>> BEGIN Information provided
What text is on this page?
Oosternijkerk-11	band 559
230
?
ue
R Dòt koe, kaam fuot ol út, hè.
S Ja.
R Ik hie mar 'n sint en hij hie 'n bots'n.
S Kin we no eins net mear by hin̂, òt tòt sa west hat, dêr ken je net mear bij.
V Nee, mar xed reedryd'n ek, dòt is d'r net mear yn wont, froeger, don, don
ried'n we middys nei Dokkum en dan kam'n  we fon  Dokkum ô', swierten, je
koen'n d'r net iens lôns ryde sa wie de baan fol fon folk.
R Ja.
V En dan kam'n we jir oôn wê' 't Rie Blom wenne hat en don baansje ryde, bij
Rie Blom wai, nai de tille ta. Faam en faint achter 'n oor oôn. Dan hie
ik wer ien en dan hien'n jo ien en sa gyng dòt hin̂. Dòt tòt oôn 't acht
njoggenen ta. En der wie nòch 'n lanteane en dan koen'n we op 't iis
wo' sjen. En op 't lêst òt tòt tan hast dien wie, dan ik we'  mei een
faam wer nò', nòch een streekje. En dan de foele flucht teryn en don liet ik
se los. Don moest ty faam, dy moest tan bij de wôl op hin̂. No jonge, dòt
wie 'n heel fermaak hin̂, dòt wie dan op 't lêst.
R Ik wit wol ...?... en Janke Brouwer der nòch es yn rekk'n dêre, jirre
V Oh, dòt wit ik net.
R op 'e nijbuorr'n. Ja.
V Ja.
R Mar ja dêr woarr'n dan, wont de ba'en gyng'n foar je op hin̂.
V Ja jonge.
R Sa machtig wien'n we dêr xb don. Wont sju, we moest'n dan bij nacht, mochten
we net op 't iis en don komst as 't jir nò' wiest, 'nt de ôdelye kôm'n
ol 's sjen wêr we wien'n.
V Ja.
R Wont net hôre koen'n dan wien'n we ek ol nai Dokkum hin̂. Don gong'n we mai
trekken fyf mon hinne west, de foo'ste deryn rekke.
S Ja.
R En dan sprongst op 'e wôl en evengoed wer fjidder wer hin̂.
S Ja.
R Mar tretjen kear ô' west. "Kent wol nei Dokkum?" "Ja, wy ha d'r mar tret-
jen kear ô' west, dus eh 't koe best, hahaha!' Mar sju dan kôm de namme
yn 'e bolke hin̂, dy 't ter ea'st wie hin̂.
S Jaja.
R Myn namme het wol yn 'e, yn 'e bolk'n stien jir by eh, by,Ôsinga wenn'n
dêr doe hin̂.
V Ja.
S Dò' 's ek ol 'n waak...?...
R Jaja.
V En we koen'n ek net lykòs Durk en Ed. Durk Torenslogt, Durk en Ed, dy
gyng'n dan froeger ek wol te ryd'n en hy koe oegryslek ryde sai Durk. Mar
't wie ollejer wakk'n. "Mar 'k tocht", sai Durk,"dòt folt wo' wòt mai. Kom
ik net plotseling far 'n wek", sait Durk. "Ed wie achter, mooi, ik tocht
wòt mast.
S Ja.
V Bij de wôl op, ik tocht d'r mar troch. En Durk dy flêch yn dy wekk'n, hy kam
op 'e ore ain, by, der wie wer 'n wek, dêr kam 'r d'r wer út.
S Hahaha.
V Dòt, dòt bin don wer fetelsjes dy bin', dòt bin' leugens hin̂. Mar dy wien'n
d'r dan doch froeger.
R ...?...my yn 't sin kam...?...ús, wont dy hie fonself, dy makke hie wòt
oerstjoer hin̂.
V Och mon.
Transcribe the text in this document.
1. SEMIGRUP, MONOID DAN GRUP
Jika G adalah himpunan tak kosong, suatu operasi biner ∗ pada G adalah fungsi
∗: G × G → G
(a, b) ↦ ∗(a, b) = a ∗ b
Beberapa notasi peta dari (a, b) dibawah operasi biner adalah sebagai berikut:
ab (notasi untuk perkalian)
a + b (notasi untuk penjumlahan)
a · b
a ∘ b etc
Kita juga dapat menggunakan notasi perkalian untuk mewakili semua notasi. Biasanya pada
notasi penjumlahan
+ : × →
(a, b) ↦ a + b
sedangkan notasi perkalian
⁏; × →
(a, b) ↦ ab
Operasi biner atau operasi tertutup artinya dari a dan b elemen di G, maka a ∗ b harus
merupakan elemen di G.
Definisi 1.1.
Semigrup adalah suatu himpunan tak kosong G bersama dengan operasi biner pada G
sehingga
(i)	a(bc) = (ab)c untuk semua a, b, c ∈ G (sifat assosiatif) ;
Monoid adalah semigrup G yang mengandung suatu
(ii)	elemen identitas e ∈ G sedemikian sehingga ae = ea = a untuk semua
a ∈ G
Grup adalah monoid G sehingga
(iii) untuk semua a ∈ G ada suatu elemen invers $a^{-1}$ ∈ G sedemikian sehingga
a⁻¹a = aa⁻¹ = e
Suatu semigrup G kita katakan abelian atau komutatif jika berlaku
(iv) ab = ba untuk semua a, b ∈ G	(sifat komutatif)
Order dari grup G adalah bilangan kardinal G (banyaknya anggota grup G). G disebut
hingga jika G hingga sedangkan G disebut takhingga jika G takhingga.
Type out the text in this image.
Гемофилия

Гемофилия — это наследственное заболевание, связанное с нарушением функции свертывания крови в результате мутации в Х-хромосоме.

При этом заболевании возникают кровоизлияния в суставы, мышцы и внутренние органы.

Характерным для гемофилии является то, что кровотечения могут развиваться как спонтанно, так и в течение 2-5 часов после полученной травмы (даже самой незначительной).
>> END Information provided
_What you will do_. Pull out every line from the one with "Type out the text in this image." to the end of the listing, and output only those.

_Expected answer_.
Type out the text in this image.
Гемофилия

Гемофилия — это наследственное заболевание, связанное с нарушением функции свертывания крови в результате мутации в Х-хромосоме.

При этом заболевании возникают кровоизлияния в суставы, мышцы и внутренние органы.

Характерным для гемофилии является то, что кровотечения могут развиваться как спонтанно, так и в течение 2-5 часов после полученной травмы (даже самой незначительной).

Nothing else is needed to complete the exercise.